** START **

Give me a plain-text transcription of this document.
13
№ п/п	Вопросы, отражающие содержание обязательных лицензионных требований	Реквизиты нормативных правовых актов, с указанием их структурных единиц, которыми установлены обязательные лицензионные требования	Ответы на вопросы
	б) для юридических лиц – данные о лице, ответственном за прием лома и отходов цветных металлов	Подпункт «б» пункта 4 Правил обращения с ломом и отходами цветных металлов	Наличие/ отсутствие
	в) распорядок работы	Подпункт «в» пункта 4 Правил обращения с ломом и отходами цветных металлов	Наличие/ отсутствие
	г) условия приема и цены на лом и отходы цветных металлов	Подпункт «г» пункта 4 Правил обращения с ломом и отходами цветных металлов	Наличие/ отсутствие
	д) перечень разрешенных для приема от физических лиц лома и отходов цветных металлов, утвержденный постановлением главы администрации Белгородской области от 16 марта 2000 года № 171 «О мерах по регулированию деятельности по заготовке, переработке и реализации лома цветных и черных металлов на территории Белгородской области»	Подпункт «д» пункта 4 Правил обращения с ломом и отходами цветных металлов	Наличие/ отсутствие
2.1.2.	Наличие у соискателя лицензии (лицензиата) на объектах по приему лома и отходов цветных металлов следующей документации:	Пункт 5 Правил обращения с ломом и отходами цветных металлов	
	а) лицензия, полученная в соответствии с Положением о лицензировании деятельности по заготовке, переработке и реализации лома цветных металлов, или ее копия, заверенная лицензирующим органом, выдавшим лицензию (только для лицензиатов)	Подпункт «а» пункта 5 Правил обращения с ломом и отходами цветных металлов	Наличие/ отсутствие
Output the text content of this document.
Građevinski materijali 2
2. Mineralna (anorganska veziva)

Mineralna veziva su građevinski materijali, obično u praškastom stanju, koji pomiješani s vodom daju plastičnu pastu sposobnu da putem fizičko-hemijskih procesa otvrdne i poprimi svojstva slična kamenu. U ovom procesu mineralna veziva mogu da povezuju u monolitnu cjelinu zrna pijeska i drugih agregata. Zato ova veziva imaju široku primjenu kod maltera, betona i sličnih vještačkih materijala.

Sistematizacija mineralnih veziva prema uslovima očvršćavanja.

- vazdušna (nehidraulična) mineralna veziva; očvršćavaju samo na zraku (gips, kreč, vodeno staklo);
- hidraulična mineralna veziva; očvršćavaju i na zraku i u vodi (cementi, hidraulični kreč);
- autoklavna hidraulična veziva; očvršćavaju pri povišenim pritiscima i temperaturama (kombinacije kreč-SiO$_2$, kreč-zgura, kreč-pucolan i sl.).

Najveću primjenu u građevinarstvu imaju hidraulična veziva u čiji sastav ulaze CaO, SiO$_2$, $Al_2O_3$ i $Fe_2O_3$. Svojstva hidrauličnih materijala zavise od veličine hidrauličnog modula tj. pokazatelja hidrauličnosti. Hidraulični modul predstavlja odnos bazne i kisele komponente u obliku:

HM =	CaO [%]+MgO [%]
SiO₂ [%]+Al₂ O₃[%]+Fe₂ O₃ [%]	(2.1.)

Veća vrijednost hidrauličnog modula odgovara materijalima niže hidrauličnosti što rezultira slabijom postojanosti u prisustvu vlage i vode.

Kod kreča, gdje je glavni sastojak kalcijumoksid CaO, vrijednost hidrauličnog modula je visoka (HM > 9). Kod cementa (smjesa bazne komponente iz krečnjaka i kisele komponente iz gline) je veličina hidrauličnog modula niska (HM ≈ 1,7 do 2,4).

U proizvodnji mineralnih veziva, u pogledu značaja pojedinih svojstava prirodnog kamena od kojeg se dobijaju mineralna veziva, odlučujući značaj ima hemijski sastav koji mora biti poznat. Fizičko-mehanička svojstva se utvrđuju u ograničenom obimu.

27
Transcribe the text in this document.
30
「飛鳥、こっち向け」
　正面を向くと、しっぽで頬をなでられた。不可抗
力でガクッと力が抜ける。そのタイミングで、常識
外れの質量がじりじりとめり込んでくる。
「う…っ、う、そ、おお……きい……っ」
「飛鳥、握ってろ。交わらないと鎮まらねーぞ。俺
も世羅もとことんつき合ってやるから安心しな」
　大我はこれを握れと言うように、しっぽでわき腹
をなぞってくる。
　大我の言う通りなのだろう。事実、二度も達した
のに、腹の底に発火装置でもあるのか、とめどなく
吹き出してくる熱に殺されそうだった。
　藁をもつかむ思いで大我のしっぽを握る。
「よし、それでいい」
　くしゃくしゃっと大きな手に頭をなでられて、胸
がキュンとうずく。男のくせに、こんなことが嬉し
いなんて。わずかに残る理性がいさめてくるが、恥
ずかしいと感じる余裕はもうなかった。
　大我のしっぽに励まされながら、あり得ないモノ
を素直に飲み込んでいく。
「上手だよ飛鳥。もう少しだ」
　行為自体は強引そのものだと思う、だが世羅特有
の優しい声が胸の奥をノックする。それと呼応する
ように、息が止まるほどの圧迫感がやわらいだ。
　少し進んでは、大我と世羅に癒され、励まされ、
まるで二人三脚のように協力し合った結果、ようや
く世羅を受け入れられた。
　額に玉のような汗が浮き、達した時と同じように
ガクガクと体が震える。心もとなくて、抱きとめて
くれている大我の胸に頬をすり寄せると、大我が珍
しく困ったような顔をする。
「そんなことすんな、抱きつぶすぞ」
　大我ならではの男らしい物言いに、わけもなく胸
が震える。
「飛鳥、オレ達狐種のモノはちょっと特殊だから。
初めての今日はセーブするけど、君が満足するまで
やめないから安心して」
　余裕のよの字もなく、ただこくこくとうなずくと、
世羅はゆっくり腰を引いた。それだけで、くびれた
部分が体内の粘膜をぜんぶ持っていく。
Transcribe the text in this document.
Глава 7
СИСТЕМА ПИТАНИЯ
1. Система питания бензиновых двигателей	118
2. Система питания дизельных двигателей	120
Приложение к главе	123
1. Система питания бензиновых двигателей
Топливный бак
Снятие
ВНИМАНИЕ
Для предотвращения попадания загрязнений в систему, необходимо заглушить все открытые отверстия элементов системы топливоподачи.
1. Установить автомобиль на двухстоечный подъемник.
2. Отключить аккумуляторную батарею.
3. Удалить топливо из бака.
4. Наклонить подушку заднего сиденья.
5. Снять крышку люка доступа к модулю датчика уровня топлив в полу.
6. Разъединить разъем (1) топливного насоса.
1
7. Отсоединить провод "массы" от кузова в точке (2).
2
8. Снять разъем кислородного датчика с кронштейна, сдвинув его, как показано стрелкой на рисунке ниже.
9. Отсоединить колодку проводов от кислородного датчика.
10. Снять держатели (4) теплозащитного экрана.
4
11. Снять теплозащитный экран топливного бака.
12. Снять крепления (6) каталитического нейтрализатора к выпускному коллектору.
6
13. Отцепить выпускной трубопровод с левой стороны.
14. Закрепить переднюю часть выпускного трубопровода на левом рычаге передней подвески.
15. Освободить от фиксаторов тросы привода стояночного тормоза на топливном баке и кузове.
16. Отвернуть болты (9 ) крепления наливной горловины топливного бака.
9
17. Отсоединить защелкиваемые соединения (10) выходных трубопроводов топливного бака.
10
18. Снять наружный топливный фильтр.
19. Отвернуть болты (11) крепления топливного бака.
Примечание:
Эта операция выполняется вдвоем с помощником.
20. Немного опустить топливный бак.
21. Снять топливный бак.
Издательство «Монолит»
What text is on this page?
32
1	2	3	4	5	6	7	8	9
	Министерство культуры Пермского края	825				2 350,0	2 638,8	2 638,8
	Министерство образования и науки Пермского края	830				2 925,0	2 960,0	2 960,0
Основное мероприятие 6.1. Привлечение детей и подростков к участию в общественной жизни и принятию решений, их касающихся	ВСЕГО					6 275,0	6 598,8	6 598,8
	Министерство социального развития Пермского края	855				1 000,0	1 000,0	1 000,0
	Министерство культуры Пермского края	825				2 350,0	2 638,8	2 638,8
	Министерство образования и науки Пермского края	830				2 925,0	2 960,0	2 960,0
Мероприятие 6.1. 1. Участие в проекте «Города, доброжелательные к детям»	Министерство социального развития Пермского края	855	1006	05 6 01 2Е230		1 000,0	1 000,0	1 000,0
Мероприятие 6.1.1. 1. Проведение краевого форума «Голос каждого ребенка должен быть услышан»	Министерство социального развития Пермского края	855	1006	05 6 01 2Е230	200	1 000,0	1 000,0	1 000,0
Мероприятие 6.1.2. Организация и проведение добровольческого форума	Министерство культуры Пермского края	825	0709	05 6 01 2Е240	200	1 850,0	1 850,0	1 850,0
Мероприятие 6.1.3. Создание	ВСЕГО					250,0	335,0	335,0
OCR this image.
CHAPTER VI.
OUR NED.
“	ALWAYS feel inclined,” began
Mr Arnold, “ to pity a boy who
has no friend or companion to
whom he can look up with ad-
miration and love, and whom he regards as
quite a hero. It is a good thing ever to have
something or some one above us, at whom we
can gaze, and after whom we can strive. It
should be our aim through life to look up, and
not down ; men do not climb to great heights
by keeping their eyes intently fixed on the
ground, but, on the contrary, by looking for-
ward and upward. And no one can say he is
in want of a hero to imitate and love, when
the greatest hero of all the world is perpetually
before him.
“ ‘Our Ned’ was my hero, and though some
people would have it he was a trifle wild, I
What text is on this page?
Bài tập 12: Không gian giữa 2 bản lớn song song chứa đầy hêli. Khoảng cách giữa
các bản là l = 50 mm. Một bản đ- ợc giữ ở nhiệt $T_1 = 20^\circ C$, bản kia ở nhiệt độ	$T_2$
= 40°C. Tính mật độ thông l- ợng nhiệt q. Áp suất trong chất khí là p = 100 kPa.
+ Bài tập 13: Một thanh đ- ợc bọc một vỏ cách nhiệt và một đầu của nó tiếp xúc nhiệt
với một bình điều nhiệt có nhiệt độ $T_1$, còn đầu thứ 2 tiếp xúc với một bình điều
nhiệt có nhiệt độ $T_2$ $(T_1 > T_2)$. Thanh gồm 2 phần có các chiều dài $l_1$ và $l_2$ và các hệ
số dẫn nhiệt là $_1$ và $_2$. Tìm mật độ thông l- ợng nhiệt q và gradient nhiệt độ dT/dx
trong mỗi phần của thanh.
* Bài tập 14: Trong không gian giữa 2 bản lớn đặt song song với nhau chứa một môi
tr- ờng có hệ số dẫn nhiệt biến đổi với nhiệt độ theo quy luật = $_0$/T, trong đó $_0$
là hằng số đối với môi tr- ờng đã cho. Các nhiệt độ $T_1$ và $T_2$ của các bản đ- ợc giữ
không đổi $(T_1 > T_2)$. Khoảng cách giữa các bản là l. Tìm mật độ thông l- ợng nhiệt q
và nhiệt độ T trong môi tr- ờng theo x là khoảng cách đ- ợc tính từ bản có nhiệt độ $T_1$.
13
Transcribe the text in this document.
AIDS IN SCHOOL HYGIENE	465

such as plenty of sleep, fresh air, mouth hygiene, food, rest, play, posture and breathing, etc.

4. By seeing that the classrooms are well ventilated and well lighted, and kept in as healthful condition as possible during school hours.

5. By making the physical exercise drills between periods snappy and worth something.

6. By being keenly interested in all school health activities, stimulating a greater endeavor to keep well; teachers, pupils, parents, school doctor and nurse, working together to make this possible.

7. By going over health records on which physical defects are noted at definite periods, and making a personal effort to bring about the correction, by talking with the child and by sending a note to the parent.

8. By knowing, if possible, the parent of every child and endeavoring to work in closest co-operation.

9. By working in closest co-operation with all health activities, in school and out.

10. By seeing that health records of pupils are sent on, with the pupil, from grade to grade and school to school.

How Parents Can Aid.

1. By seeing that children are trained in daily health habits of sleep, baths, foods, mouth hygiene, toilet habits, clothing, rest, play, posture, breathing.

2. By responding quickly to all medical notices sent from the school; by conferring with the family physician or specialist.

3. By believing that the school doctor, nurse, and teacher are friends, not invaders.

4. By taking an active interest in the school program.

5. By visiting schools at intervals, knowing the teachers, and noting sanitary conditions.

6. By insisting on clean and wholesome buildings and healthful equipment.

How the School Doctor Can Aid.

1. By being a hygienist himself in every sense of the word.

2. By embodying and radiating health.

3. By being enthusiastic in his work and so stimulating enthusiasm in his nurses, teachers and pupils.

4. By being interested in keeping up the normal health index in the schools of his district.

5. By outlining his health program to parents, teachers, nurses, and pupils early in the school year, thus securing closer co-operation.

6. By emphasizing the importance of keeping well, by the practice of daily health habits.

** END **

What the task requires
In the records, locate each line holding the string "that" and copy it.

Expected output
4. By seeing that the classrooms are well ventilated and well lighted, and kept in as healthful condition as possible during school hours.
10. By seeing that health records of pupils are sent on, with the pupil, from grade to grade and school to school.
1. By seeing that children are trained in daily health habits of sleep, baths, foods, mouth hygiene, toilet habits, clothing, rest, play, posture, breathing.
3. By believing that the school doctor, nurse, and teacher are friends, not invaders.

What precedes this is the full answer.